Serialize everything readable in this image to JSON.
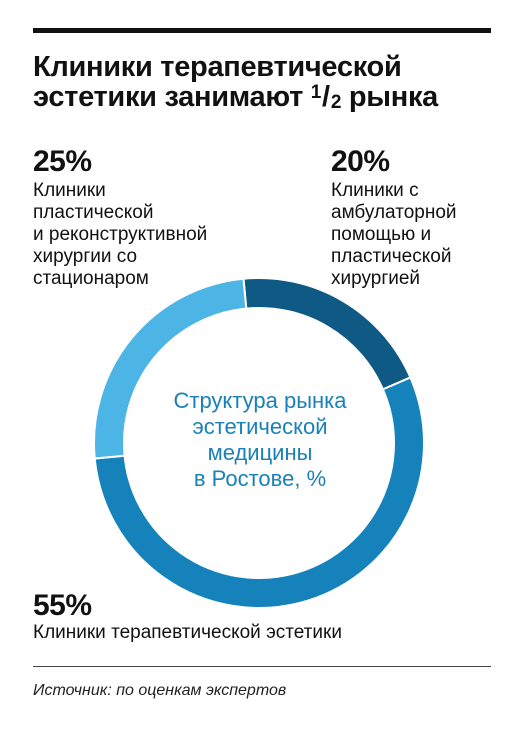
{
  "title": {
    "main": "Клиники терапевтической эстетики занимают",
    "fraction_numerator": "1",
    "fraction_denominator": "2",
    "tail": "рынка"
  },
  "labels": {
    "plastic": {
      "percent": "25%",
      "text": "Клиники\nпластической\nи реконструктивной\nхирургии со\nстационаром"
    },
    "ambulatory": {
      "percent": "20%",
      "text": "Клиники с\nамбулаторной\nпомощью и\nпластической\nхирургией"
    },
    "therapeutic": {
      "percent": "55%",
      "text": "Клиники терапевтической эстетики"
    }
  },
  "center_text": "Структура рынка\nэстетической\nмедицины\nв Ростове, %",
  "source": "Источник: по оценкам экспертов",
  "chart_data": {
    "type": "pie",
    "donut": true,
    "title": "Структура рынка эстетической медицины в Ростове, %",
    "categories": [
      "Клиники с амбулаторной помощью и пластической хирургией",
      "Клиники терапевтической эстетики",
      "Клиники пластической и реконструктивной хирургии со стационаром"
    ],
    "values": [
      20,
      55,
      25
    ],
    "colors": [
      "#0e5a85",
      "#1582bc",
      "#4cb5e6"
    ]
  }
}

========

§ **TASK DESCRIPTION**: Count every line in the listing above that holds "терапевтической", then report only the count.

§ **RESULT FOR THIS EXERCISE**: 3